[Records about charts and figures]

......

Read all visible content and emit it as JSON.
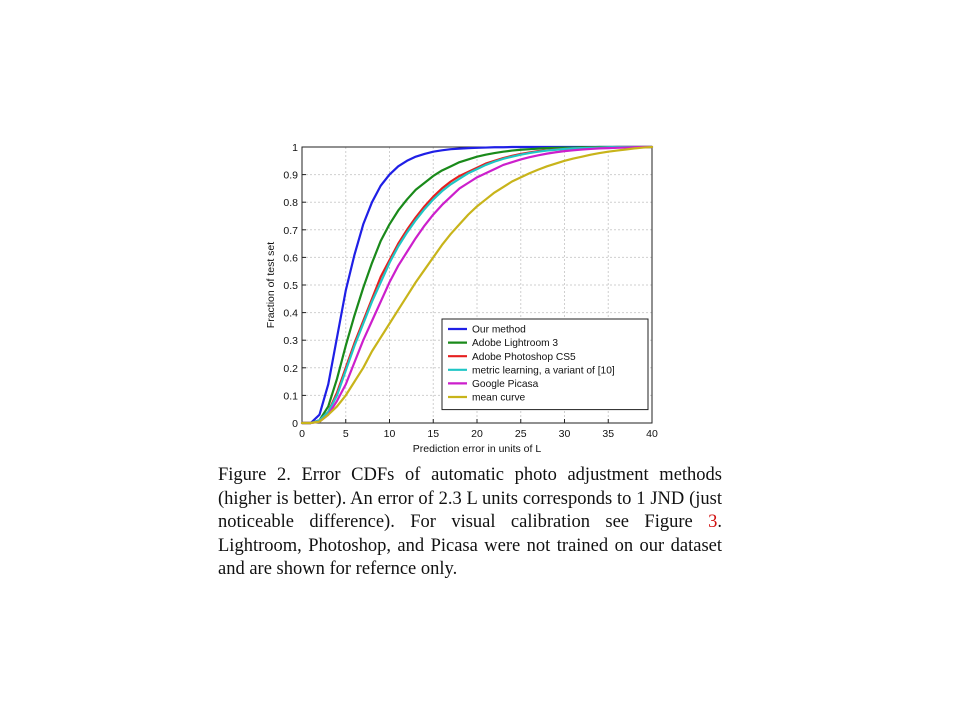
{
  "chart_data": {
    "type": "line",
    "xlabel": "Prediction error in units of L",
    "ylabel": "Fraction of test set",
    "xlim": [
      0,
      40
    ],
    "ylim": [
      0,
      1
    ],
    "xticks": [
      "0",
      "5",
      "10",
      "15",
      "20",
      "25",
      "30",
      "35",
      "40"
    ],
    "yticks": [
      "0",
      "0.1",
      "0.2",
      "0.3",
      "0.4",
      "0.5",
      "0.6",
      "0.7",
      "0.8",
      "0.9",
      "1"
    ],
    "grid": true,
    "legend_position": "lower-right",
    "x": [
      0,
      1,
      2,
      3,
      4,
      5,
      6,
      7,
      8,
      9,
      10,
      11,
      12,
      13,
      14,
      15,
      16,
      17,
      18,
      19,
      20,
      21,
      22,
      23,
      24,
      25,
      26,
      27,
      28,
      29,
      30,
      31,
      32,
      33,
      34,
      35,
      36,
      37,
      38,
      39,
      40
    ],
    "series": [
      {
        "name": "Our method",
        "color": "#1f1fe6",
        "values": [
          0,
          0,
          0.03,
          0.14,
          0.31,
          0.48,
          0.61,
          0.72,
          0.8,
          0.86,
          0.9,
          0.93,
          0.95,
          0.965,
          0.975,
          0.983,
          0.988,
          0.992,
          0.994,
          0.996,
          0.997,
          0.998,
          0.999,
          0.999,
          1,
          1,
          1,
          1,
          1,
          1,
          1,
          1,
          1,
          1,
          1,
          1,
          1,
          1,
          1,
          1,
          1
        ]
      },
      {
        "name": "Adobe Lightroom 3",
        "color": "#1a8a1a",
        "values": [
          0,
          0,
          0.01,
          0.06,
          0.16,
          0.28,
          0.39,
          0.49,
          0.58,
          0.66,
          0.72,
          0.77,
          0.81,
          0.845,
          0.87,
          0.895,
          0.915,
          0.93,
          0.945,
          0.955,
          0.965,
          0.972,
          0.978,
          0.983,
          0.987,
          0.99,
          0.992,
          0.994,
          0.996,
          0.997,
          0.998,
          0.998,
          0.999,
          0.999,
          1,
          1,
          1,
          1,
          1,
          1,
          1
        ]
      },
      {
        "name": "Adobe Photoshop CS5",
        "color": "#e61f1f",
        "values": [
          0,
          0,
          0.01,
          0.04,
          0.11,
          0.2,
          0.29,
          0.37,
          0.45,
          0.53,
          0.59,
          0.65,
          0.7,
          0.745,
          0.785,
          0.82,
          0.85,
          0.875,
          0.895,
          0.91,
          0.925,
          0.94,
          0.95,
          0.96,
          0.968,
          0.975,
          0.98,
          0.985,
          0.988,
          0.991,
          0.993,
          0.995,
          0.996,
          0.997,
          0.998,
          0.999,
          1,
          1,
          1,
          1,
          1
        ]
      },
      {
        "name": "metric learning, a variant of [10]",
        "color": "#1fc6c6",
        "values": [
          0,
          0,
          0.01,
          0.04,
          0.1,
          0.19,
          0.28,
          0.36,
          0.44,
          0.51,
          0.58,
          0.64,
          0.69,
          0.735,
          0.775,
          0.81,
          0.84,
          0.865,
          0.885,
          0.905,
          0.92,
          0.935,
          0.947,
          0.957,
          0.965,
          0.972,
          0.978,
          0.983,
          0.987,
          0.99,
          0.993,
          0.995,
          0.996,
          0.997,
          0.998,
          0.999,
          1,
          1,
          1,
          1,
          1
        ]
      },
      {
        "name": "Google Picasa",
        "color": "#cc1fcc",
        "values": [
          0,
          0,
          0.005,
          0.03,
          0.08,
          0.14,
          0.22,
          0.3,
          0.37,
          0.44,
          0.51,
          0.57,
          0.62,
          0.67,
          0.715,
          0.755,
          0.79,
          0.82,
          0.85,
          0.87,
          0.89,
          0.905,
          0.92,
          0.935,
          0.945,
          0.955,
          0.963,
          0.97,
          0.976,
          0.981,
          0.985,
          0.988,
          0.991,
          0.993,
          0.995,
          0.996,
          0.997,
          0.998,
          0.999,
          1,
          1
        ]
      },
      {
        "name": "mean curve",
        "color": "#c8b41a",
        "values": [
          0,
          0,
          0.005,
          0.03,
          0.06,
          0.1,
          0.15,
          0.2,
          0.26,
          0.31,
          0.36,
          0.41,
          0.46,
          0.51,
          0.555,
          0.6,
          0.645,
          0.685,
          0.72,
          0.755,
          0.785,
          0.81,
          0.835,
          0.855,
          0.875,
          0.89,
          0.905,
          0.918,
          0.93,
          0.94,
          0.95,
          0.958,
          0.965,
          0.972,
          0.978,
          0.983,
          0.987,
          0.991,
          0.995,
          0.998,
          1
        ]
      }
    ]
  },
  "caption": {
    "part1": "Figure 2. Error CDFs of automatic photo adjustment methods (higher is better). An error of 2.3 L units corresponds to 1 JND (just noticeable difference). For visual calibration see Figure ",
    "ref": "3",
    "part2": ". Lightroom, Photoshop, and Picasa were not trained on our dataset and are shown for refernce only."
  }
}
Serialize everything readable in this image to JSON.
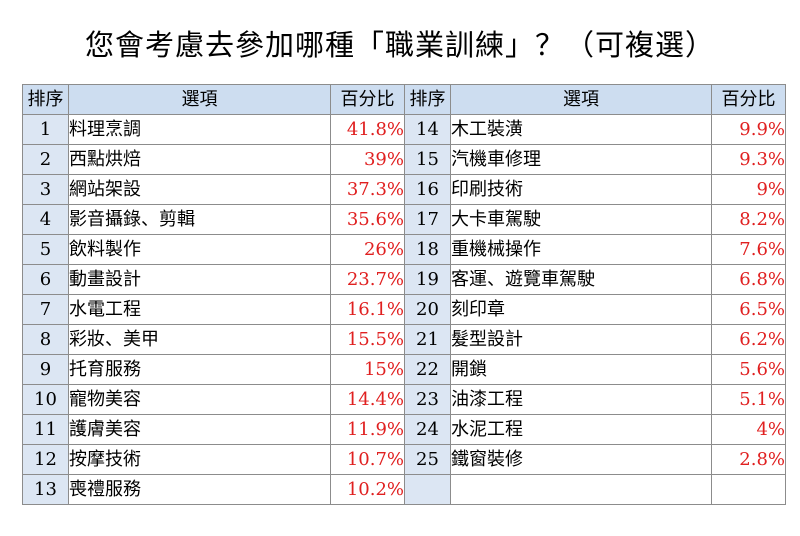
{
  "title": "您會考慮去參加哪種「職業訓練」？（可複選）",
  "headers": {
    "rank": "排序",
    "option": "選項",
    "percent": "百分比"
  },
  "chart_data": {
    "type": "table",
    "title": "您會考慮去參加哪種「職業訓練」？（可複選）",
    "columns": [
      "排序",
      "選項",
      "百分比"
    ],
    "rows": [
      {
        "rank": "1",
        "option": "料理烹調",
        "percent": "41.8%"
      },
      {
        "rank": "2",
        "option": "西點烘焙",
        "percent": "39%"
      },
      {
        "rank": "3",
        "option": "網站架設",
        "percent": "37.3%"
      },
      {
        "rank": "4",
        "option": "影音攝錄、剪輯",
        "percent": "35.6%"
      },
      {
        "rank": "5",
        "option": "飲料製作",
        "percent": "26%"
      },
      {
        "rank": "6",
        "option": "動畫設計",
        "percent": "23.7%"
      },
      {
        "rank": "7",
        "option": "水電工程",
        "percent": "16.1%"
      },
      {
        "rank": "8",
        "option": "彩妝、美甲",
        "percent": "15.5%"
      },
      {
        "rank": "9",
        "option": "托育服務",
        "percent": "15%"
      },
      {
        "rank": "10",
        "option": "寵物美容",
        "percent": "14.4%"
      },
      {
        "rank": "11",
        "option": "護膚美容",
        "percent": "11.9%"
      },
      {
        "rank": "12",
        "option": "按摩技術",
        "percent": "10.7%"
      },
      {
        "rank": "13",
        "option": "喪禮服務",
        "percent": "10.2%"
      },
      {
        "rank": "14",
        "option": "木工裝潢",
        "percent": "9.9%"
      },
      {
        "rank": "15",
        "option": "汽機車修理",
        "percent": "9.3%"
      },
      {
        "rank": "16",
        "option": "印刷技術",
        "percent": "9%"
      },
      {
        "rank": "17",
        "option": "大卡車駕駛",
        "percent": "8.2%"
      },
      {
        "rank": "18",
        "option": "重機械操作",
        "percent": "7.6%"
      },
      {
        "rank": "19",
        "option": "客運、遊覽車駕駛",
        "percent": "6.8%"
      },
      {
        "rank": "20",
        "option": "刻印章",
        "percent": "6.5%"
      },
      {
        "rank": "21",
        "option": "髮型設計",
        "percent": "6.2%"
      },
      {
        "rank": "22",
        "option": "開鎖",
        "percent": "5.6%"
      },
      {
        "rank": "23",
        "option": "油漆工程",
        "percent": "5.1%"
      },
      {
        "rank": "24",
        "option": "水泥工程",
        "percent": "4%"
      },
      {
        "rank": "25",
        "option": "鐵窗裝修",
        "percent": "2.8%"
      }
    ]
  }
}
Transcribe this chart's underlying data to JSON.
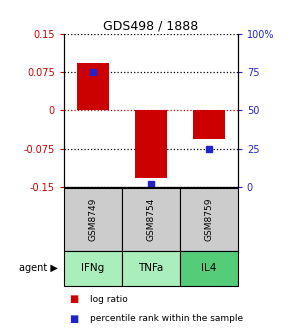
{
  "title": "GDS498 / 1888",
  "samples": [
    "GSM8749",
    "GSM8754",
    "GSM8759"
  ],
  "agents": [
    "IFNg",
    "TNFa",
    "IL4"
  ],
  "log_ratios": [
    0.092,
    -0.132,
    -0.057
  ],
  "percentile_ranks": [
    75.0,
    2.0,
    25.0
  ],
  "ylim_left": [
    -0.15,
    0.15
  ],
  "ylim_right": [
    0,
    100
  ],
  "left_ticks": [
    -0.15,
    -0.075,
    0,
    0.075,
    0.15
  ],
  "right_ticks": [
    0,
    25,
    50,
    75,
    100
  ],
  "right_tick_labels": [
    "0",
    "25",
    "50",
    "75",
    "100%"
  ],
  "bar_color": "#cc0000",
  "percentile_color": "#2222cc",
  "grid_color": "#000000",
  "zero_line_color": "#cc0000",
  "sample_box_color": "#cccccc",
  "agent_box_color_light": "#aaeebb",
  "agent_box_color_dark": "#55cc77",
  "bar_width": 0.55,
  "figwidth": 2.9,
  "figheight": 3.36,
  "dpi": 100
}
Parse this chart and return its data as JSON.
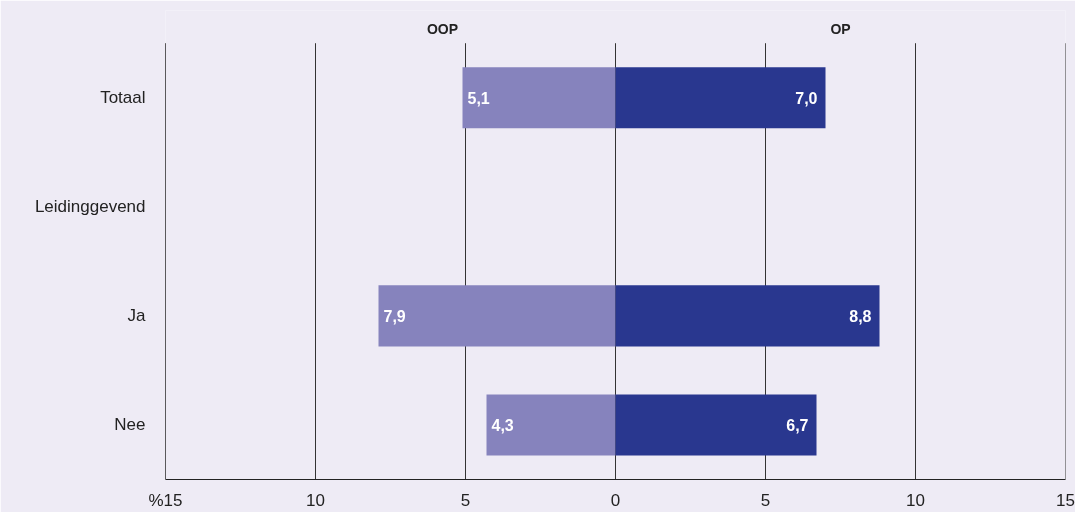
{
  "chart_data": {
    "type": "bar",
    "orientation": "horizontal",
    "categories": [
      "Totaal",
      "Leidinggevend",
      "Ja",
      "Nee"
    ],
    "series": [
      {
        "name": "OOP",
        "color": "#8683bd",
        "values": [
          5.1,
          null,
          7.9,
          4.3
        ],
        "base": [
          -5.1,
          null,
          -7.9,
          -4.3
        ],
        "value_labels": [
          "5,1",
          null,
          "7,9",
          "4,3"
        ]
      },
      {
        "name": "OP",
        "color": "#29378f",
        "values": [
          7.0,
          null,
          8.8,
          6.7
        ],
        "value_labels": [
          "7,0",
          null,
          "8,8",
          "6,7"
        ]
      }
    ],
    "xlim": [
      -15,
      15
    ],
    "xticks": [
      {
        "value": -15,
        "label": "%15"
      },
      {
        "value": -10,
        "label": "10"
      },
      {
        "value": -5,
        "label": "5"
      },
      0,
      5,
      10,
      15
    ],
    "grid": "x"
  }
}
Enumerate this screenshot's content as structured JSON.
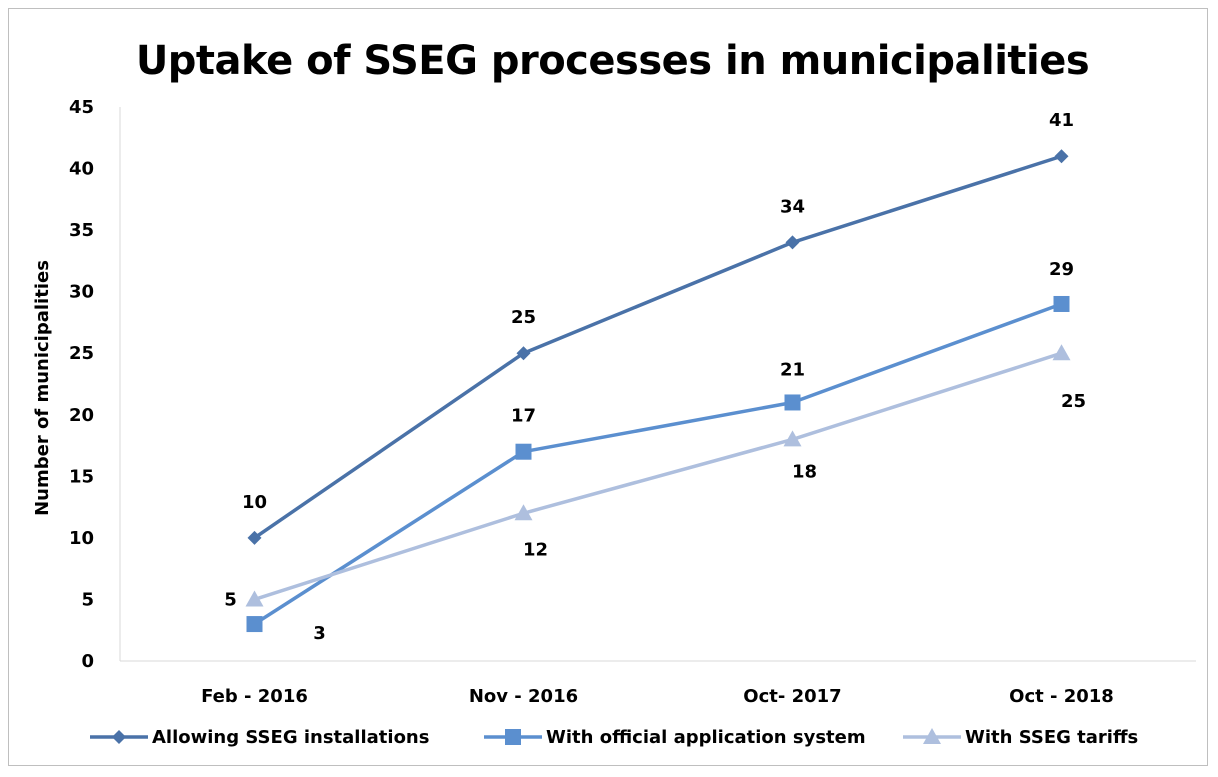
{
  "chart_data": {
    "type": "line",
    "title": "Uptake of SSEG processes in municipalities",
    "xlabel": "",
    "ylabel": "Number of municipalities",
    "categories": [
      "Feb - 2016",
      "Nov - 2016",
      "Oct- 2017",
      "Oct - 2018"
    ],
    "ylim": [
      0,
      45
    ],
    "yticks": [
      0,
      5,
      10,
      15,
      20,
      25,
      30,
      35,
      40,
      45
    ],
    "grid": false,
    "legend_position": "bottom",
    "series": [
      {
        "name": "Allowing SSEG installations",
        "values": [
          10,
          25,
          34,
          41
        ],
        "color": "#4a72a8",
        "marker": "diamond"
      },
      {
        "name": "With official application system",
        "values": [
          3,
          17,
          21,
          29
        ],
        "color": "#5b8fcf",
        "marker": "square"
      },
      {
        "name": "With SSEG tariffs",
        "values": [
          5,
          12,
          18,
          25
        ],
        "color": "#aebfde",
        "marker": "triangle"
      }
    ],
    "data_labels": [
      [
        "10",
        "25",
        "34",
        "41"
      ],
      [
        "3",
        "17",
        "21",
        "29"
      ],
      [
        "5",
        "12",
        "18",
        "25"
      ]
    ]
  }
}
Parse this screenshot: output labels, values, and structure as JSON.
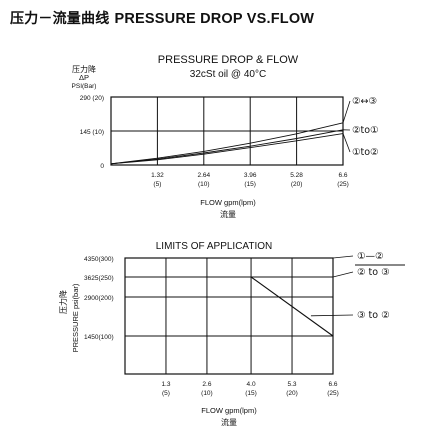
{
  "page_title_cn": "压力－流量曲线",
  "page_title_en": "PRESSURE DROP VS.FLOW",
  "chart_data": [
    {
      "type": "line",
      "title": "PRESSURE DROP & FLOW",
      "subtitle": "32cSt oil @ 40°C",
      "ylabel_cn": "压力降",
      "ylabel_symbol": "ΔP",
      "ylabel_unit": "PSI(Bar)",
      "xlabel": "FLOW gpm(lpm)",
      "xlabel_cn": "流量",
      "ylim": [
        0,
        290
      ],
      "xlim": [
        0,
        6.6
      ],
      "grid": true,
      "y_ticks": [
        {
          "value": 0,
          "label": "0"
        },
        {
          "value": 145,
          "label": "145 (10)"
        },
        {
          "value": 290,
          "label": "290 (20)"
        }
      ],
      "x_ticks": [
        {
          "value": 1.32,
          "label": "1.32",
          "sublabel": "(5)"
        },
        {
          "value": 2.64,
          "label": "2.64",
          "sublabel": "(10)"
        },
        {
          "value": 3.96,
          "label": "3.96",
          "sublabel": "(15)"
        },
        {
          "value": 5.28,
          "label": "5.28",
          "sublabel": "(20)"
        },
        {
          "value": 6.6,
          "label": "6.6",
          "sublabel": "(25)"
        }
      ],
      "series": [
        {
          "name": "②↔③",
          "x": [
            0,
            1.32,
            2.64,
            3.96,
            5.28,
            6.6
          ],
          "y": [
            5,
            29,
            58,
            93,
            133,
            180
          ]
        },
        {
          "name": "②to①",
          "x": [
            0,
            1.32,
            2.64,
            3.96,
            5.28,
            6.6
          ],
          "y": [
            5,
            25,
            51,
            80,
            113,
            150
          ]
        },
        {
          "name": "①to②",
          "x": [
            0,
            1.32,
            2.64,
            3.96,
            5.28,
            6.6
          ],
          "y": [
            5,
            22,
            46,
            74,
            103,
            134
          ]
        }
      ]
    },
    {
      "type": "line",
      "title": "LIMITS  OF APPLICATION",
      "ylabel": "PRESSURE  psi(bar)",
      "ylabel_cn": "压力降",
      "xlabel": "FLOW gpm(lpm)",
      "xlabel_cn": "流量",
      "ylim": [
        0,
        4350
      ],
      "xlim": [
        0,
        6.6
      ],
      "grid": true,
      "y_ticks": [
        {
          "value": 4350,
          "label": "4350(300)"
        },
        {
          "value": 3625,
          "label": "3625(250)"
        },
        {
          "value": 2900,
          "label": "2900(200)"
        },
        {
          "value": 1450,
          "label": "1450(100)"
        }
      ],
      "x_ticks": [
        {
          "value": 1.3,
          "label": "1.3",
          "sublabel": "(5)"
        },
        {
          "value": 2.6,
          "label": "2.6",
          "sublabel": "(10)"
        },
        {
          "value": 4.0,
          "label": "4.0",
          "sublabel": "(15)"
        },
        {
          "value": 5.3,
          "label": "5.3",
          "sublabel": "(20)"
        },
        {
          "value": 6.6,
          "label": "6.6",
          "sublabel": "(25)"
        }
      ],
      "series": [
        {
          "name": "①—②",
          "x": [
            0,
            6.6
          ],
          "y": [
            4350,
            4350
          ]
        },
        {
          "name": "② to ③",
          "x": [
            0,
            6.6
          ],
          "y": [
            3625,
            3625
          ]
        },
        {
          "name": "③ to ②",
          "x": [
            0,
            4.0,
            6.6
          ],
          "y": [
            3625,
            3625,
            1450
          ]
        }
      ]
    }
  ]
}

......

_DIRECTION_
Copy every line of the listing where the word "marker" appears.

_SOLUTION BELOW_
        "marker": "diamond"
        "marker": "square"
        "marker": "triangle"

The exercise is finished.